# [節選內容]
..............................
時值年初,筆者將在此列舉幾個長久性的重大課題。

讓我們先看看下表。它列出了世界主要國家和國家集團在全球經濟總量中所占的比重。

世界主要國家和國家集團國內生產毛額(GDP)在全球經濟中所占的比重

單位:%

1990年 2000年 2010年 2018年 (預測)
世界整體 100 100 100 100
已開發經濟體 80 79.9 65.7 58.5
主要已開發經濟體(G7) 65.4 66 50.5 44.7
美國 26.7 31.4 23.4 22.2
日本 13.9 14.5 8.6 6.1
歐盟(EU) 31.5 26.1 25.6 22.1
新興和開發中經濟體 20 20.1 34.3 41.5
亞洲新興經濟體 4.8 6.8 14.9 20.4
中國 1.7 3.7 9.3 14.2
東協五國 1.3 1.5 2.5 3
印度 1.5 1.5 2.7 2.6

該表依據國際貨幣基金組織(IMF)「世界經濟展望」(2013年10月)中有關各國、各國家集團的名義GDP(美元)數值,由筆者製作而成

我們自然可以從各種角度對此表加以解讀。比如,亞洲新興經濟體的比重從1990年的4.8%逐步提高到2000年的6.8%和2010年的14.9%,按照國際貨幣基金(IMF)的預測,2018年將進一步提升至20.4%。如果看重這一點,那麼說世界經濟中出現了「亞洲崛起」的現象也不為過。另一方面,如果關注到日本的比重從1990年的13.9%、2000年的14.5%大幅降至2010年的8.6%和2018年的6.1%,則可以指出日本實力出現了相對下降。不過,回顧近年來的種種論調,似乎最為普遍的是以下兩種解讀方式。

重新構建世界體系,應對新興經濟體之崛起

其中之一是著眼於七個主要已開發經濟體(G7,即日本、美國、英國、德國、法國、義大利、加拿大)在世界經濟中所占比重從1990年的65.4%、2000年的66%逐步下降至2010年的50.5%、2018年的44.7%,而新興經濟體的比重則從1990年的20%、2000年的20.1%逐步提升到2010年的34.3%、2018年的41.5%這個變化趨勢,由此思考新興經濟體的崛起正在如何改變世界的政治經濟秩序。
..............................
# [已知資訊]
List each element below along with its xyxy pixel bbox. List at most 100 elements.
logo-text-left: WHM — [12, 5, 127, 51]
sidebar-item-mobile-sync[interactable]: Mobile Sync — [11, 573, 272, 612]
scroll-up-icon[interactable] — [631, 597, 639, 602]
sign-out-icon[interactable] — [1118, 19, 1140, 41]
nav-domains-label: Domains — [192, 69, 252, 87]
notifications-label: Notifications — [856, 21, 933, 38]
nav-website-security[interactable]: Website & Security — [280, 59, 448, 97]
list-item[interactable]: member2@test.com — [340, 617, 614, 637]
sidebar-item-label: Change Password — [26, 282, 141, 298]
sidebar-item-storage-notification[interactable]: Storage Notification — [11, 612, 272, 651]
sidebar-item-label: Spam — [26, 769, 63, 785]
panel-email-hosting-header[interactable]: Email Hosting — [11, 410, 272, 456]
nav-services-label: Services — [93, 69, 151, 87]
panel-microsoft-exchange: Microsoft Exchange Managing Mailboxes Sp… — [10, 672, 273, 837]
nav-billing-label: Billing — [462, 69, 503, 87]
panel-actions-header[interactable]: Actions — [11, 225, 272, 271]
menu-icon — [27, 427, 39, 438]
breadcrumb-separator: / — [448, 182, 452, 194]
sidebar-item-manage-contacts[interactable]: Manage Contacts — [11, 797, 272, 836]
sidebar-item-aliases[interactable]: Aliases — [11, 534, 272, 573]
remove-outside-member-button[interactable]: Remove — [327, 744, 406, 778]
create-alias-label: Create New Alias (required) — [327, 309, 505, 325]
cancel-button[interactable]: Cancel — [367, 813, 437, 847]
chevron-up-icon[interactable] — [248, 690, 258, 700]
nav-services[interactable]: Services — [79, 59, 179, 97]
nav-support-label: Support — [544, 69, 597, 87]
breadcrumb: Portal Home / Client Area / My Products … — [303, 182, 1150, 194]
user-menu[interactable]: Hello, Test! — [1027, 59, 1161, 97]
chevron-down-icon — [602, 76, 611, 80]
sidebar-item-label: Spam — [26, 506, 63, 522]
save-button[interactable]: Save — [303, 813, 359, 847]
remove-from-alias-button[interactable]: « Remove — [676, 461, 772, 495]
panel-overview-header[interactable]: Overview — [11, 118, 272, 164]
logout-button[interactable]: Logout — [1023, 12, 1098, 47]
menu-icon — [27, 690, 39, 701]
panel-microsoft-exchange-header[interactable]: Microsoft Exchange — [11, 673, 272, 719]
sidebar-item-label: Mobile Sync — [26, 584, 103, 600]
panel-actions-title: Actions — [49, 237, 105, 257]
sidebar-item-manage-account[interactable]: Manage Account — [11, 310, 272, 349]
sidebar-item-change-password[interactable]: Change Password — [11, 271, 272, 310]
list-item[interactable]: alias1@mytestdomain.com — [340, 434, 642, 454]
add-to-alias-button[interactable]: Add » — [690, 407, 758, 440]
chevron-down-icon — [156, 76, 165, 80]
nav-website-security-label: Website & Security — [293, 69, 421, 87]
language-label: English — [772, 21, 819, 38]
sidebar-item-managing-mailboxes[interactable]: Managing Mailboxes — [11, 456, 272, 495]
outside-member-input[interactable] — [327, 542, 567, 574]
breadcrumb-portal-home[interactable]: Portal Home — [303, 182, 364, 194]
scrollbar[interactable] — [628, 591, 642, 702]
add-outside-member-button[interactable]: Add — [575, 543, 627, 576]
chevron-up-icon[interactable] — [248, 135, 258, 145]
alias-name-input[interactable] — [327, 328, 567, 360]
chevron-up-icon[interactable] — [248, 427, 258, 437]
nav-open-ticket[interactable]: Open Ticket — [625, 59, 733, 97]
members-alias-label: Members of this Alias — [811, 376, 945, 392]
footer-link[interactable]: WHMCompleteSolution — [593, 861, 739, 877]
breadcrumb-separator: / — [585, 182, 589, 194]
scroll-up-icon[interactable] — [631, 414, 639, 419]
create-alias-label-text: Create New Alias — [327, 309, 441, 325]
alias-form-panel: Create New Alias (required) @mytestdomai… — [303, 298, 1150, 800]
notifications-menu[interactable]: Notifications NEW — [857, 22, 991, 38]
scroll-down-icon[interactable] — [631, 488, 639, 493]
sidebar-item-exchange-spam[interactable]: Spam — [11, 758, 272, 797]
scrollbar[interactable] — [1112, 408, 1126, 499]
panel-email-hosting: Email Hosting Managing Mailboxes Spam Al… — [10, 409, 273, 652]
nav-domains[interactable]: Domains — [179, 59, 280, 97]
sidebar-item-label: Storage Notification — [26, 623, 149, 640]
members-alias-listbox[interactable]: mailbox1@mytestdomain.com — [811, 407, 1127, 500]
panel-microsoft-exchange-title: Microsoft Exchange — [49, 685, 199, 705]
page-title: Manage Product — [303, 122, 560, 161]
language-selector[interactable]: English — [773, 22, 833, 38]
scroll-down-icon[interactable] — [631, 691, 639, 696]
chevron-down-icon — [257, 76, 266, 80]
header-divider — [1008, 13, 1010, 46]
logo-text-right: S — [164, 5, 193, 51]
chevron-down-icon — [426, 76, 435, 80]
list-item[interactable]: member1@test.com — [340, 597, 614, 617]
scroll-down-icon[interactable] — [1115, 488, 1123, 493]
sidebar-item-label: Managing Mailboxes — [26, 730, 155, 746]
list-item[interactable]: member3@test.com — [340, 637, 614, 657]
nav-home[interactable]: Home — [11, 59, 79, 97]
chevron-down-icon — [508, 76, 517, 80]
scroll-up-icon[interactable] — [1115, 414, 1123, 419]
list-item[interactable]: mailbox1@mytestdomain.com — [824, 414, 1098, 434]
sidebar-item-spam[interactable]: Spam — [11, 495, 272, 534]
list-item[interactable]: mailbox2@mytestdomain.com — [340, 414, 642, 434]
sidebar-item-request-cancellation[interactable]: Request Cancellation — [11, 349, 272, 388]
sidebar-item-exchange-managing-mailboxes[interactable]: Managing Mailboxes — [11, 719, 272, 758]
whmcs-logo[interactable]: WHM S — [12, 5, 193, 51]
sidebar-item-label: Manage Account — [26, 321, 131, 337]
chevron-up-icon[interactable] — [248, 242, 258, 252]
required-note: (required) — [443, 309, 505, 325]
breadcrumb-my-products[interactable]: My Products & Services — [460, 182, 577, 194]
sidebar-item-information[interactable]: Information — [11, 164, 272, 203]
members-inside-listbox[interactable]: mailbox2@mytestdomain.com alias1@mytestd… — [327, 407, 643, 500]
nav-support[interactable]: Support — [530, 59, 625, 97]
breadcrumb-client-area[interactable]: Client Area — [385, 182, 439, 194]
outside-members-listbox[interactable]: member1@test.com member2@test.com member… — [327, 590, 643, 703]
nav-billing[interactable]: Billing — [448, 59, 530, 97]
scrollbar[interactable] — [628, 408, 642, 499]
..............................
# [所需操作]
根據節選內容,亞洲新興經濟體在2010年占全球經濟的比重是多少? 這些項目取自另一個來源。

# [本題答案]
14.9%。